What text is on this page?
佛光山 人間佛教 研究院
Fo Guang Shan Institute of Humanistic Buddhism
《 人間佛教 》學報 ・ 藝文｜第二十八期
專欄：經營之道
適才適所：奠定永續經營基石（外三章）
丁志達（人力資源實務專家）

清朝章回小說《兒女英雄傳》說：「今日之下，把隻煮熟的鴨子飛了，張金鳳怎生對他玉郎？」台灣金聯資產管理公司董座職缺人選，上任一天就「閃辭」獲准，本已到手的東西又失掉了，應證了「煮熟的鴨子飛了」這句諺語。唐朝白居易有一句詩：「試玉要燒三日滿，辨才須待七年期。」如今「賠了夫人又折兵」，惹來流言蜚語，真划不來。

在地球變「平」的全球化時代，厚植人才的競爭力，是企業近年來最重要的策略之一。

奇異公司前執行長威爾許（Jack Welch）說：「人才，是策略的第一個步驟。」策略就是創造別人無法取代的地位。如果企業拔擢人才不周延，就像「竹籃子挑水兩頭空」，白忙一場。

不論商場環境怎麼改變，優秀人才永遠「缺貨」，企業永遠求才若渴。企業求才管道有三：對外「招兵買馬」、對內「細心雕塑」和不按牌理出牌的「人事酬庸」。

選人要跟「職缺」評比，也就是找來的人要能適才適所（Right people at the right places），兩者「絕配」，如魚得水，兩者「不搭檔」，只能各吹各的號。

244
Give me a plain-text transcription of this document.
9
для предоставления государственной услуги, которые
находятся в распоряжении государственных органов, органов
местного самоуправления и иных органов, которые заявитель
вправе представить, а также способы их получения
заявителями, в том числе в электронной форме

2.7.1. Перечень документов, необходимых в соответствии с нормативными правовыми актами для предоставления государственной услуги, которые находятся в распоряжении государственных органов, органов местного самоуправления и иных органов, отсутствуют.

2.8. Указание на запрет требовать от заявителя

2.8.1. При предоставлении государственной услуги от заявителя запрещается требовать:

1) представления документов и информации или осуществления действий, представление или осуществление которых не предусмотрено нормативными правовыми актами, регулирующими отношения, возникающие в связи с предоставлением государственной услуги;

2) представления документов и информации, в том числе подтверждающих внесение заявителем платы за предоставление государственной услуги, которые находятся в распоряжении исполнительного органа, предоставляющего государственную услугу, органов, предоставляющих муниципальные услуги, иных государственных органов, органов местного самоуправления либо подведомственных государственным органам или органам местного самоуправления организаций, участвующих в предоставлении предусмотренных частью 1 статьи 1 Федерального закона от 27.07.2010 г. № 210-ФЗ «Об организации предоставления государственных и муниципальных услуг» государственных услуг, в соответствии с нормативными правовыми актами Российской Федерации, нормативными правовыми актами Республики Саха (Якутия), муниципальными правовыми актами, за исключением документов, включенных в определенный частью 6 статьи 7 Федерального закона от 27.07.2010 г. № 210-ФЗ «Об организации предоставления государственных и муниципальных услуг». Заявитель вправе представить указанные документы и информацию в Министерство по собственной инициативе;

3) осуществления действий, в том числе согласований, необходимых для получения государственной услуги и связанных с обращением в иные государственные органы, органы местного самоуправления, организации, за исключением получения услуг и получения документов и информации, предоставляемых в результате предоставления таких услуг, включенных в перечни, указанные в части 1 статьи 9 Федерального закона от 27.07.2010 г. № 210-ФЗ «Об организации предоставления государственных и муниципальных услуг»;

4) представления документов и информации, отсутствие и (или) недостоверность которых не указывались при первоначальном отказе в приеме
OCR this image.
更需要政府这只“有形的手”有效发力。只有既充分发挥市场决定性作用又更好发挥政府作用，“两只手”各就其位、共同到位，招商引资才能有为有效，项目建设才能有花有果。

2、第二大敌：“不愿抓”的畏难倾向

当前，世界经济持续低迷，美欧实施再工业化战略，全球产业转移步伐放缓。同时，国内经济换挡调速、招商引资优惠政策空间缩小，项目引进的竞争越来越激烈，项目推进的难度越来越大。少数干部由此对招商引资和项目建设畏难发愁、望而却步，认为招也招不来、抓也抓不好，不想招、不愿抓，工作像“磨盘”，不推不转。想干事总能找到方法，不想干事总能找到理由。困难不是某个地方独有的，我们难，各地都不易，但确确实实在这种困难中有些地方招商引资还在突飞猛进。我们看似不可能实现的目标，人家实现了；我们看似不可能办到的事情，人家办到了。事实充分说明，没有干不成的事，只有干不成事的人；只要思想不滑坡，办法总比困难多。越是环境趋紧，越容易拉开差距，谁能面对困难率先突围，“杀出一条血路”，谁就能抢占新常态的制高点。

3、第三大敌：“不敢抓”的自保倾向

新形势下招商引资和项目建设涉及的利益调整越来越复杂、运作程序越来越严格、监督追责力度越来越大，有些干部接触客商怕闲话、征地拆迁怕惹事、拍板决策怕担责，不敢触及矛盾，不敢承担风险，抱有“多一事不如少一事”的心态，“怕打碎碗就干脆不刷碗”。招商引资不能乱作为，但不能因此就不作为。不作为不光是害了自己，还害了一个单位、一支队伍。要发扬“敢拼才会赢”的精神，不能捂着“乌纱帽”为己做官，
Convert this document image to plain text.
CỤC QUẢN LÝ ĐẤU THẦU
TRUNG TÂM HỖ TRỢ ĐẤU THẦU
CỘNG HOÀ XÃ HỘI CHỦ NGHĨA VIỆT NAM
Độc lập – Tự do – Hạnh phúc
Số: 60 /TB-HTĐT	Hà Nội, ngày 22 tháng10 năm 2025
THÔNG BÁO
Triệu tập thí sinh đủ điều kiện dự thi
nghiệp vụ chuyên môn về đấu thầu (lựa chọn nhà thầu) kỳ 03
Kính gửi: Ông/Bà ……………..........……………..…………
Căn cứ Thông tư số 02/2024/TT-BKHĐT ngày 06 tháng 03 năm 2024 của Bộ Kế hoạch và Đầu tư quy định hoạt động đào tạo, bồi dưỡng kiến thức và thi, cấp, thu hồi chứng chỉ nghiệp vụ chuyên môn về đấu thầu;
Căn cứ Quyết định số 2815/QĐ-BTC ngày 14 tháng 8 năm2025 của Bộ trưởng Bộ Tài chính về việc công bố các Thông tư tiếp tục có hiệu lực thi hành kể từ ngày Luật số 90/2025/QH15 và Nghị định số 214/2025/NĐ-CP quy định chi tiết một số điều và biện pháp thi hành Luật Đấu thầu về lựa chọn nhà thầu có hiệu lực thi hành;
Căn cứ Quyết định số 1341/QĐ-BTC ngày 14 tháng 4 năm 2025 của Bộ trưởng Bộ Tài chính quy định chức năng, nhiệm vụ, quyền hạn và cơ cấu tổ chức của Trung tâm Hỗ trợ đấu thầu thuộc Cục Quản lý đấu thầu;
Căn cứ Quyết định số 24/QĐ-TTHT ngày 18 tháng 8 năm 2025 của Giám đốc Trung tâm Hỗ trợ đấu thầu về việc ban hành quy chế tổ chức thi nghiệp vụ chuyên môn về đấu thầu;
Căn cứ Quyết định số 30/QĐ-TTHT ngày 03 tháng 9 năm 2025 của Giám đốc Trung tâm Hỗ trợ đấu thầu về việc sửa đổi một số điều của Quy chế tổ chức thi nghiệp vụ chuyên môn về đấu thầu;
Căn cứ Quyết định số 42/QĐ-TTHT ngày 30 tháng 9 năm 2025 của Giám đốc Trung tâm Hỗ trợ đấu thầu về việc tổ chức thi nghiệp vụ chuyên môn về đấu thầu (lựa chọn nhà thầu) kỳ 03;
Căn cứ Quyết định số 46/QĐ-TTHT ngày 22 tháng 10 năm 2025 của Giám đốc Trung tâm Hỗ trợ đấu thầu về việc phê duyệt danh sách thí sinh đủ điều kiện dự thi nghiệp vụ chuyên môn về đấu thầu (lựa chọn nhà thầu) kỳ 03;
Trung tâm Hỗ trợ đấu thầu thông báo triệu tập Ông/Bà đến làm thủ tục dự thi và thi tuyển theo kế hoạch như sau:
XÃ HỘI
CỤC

──────

--- Task statement ---
Track down every line of the material containing the string "image", and copy it.

--- Reply ---
OCR this image.
Convert this document image to plain text.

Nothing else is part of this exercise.